## What this task involves
Tally the lines containing "content" and report the number alone.

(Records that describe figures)
## start

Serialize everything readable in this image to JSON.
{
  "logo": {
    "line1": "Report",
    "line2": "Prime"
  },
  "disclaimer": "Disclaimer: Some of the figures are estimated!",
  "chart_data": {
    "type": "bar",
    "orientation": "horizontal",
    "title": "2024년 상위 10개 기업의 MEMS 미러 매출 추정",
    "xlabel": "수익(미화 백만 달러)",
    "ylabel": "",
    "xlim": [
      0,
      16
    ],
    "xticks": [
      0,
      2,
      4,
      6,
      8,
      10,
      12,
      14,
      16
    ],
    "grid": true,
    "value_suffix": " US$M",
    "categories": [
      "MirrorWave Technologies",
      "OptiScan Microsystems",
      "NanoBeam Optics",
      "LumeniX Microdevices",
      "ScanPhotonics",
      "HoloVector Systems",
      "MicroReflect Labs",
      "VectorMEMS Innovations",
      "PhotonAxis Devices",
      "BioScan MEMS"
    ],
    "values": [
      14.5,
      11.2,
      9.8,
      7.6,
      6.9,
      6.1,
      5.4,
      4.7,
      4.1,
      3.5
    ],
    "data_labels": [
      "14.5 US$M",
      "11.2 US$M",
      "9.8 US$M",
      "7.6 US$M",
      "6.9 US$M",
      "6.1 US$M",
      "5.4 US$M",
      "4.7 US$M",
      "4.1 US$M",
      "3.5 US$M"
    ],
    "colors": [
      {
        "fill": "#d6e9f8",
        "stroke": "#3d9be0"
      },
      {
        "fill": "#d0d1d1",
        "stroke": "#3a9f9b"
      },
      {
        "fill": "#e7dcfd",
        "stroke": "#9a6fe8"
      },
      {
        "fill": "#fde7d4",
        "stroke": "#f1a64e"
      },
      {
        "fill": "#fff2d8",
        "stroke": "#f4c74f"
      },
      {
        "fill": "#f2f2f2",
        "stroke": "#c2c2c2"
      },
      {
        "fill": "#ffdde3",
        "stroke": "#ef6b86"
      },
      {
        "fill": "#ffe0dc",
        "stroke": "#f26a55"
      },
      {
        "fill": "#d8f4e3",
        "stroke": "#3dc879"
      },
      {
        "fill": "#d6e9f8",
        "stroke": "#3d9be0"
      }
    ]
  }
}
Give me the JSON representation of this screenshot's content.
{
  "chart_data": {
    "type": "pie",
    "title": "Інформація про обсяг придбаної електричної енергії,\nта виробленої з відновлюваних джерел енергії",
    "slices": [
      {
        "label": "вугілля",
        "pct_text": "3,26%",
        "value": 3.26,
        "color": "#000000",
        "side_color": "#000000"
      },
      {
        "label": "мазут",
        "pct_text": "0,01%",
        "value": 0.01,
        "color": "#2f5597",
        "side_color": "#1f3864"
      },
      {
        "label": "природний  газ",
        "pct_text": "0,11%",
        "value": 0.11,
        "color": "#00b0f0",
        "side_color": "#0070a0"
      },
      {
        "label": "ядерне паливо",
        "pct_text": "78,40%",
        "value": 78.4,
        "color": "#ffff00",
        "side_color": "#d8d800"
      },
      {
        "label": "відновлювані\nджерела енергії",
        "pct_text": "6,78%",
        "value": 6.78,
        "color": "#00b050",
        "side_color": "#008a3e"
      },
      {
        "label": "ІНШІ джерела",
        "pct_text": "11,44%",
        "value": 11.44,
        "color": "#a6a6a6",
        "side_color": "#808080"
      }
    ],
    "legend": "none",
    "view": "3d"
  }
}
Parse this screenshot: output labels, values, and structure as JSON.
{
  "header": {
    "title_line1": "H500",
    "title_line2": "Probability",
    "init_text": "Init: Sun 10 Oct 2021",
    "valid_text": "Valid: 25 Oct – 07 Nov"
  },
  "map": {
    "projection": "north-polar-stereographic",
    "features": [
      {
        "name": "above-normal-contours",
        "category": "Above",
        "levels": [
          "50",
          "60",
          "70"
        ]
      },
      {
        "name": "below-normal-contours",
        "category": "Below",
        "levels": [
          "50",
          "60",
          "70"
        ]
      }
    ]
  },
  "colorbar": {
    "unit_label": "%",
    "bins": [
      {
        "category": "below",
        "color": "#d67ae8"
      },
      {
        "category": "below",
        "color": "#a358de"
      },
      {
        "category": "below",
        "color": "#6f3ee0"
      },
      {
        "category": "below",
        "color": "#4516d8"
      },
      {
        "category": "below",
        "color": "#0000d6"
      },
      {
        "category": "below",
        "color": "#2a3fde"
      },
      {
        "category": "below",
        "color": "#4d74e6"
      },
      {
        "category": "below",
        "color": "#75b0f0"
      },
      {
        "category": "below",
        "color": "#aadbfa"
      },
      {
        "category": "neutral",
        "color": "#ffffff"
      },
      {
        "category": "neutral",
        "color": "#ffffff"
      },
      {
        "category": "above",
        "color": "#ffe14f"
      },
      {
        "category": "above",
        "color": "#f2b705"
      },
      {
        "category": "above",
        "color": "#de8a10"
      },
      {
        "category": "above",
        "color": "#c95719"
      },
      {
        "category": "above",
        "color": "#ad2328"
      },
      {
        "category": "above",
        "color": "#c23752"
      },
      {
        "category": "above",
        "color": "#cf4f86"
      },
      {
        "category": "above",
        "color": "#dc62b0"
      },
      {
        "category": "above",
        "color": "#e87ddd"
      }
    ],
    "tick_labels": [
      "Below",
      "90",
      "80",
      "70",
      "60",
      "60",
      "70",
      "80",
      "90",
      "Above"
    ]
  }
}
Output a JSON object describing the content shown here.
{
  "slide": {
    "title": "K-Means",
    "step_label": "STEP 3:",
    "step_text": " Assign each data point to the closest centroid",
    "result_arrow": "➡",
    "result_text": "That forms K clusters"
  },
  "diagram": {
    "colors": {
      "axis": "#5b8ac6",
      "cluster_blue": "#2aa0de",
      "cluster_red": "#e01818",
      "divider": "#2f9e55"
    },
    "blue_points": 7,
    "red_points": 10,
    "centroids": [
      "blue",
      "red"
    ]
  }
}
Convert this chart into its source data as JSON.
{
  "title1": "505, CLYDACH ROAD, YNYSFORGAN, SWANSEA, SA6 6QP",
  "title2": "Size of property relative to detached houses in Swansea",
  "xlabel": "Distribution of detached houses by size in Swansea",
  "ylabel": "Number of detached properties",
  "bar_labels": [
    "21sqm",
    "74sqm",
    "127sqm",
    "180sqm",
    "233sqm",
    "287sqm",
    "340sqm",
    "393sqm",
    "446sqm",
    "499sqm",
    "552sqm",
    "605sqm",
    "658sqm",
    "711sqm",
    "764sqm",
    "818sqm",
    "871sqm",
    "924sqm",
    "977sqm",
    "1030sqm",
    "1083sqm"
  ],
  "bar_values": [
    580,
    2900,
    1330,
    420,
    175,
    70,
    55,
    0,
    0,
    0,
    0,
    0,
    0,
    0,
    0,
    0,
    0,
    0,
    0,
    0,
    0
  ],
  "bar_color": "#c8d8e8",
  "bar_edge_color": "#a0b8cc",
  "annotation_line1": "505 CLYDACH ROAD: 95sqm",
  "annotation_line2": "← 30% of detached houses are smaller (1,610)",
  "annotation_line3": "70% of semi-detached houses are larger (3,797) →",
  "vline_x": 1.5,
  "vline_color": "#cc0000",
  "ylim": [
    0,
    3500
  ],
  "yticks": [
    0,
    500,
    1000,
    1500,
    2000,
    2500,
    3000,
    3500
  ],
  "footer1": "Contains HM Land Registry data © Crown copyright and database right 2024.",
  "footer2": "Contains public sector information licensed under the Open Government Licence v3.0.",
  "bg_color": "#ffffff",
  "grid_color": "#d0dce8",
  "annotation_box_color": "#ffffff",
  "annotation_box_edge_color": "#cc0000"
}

## end

## The reply
2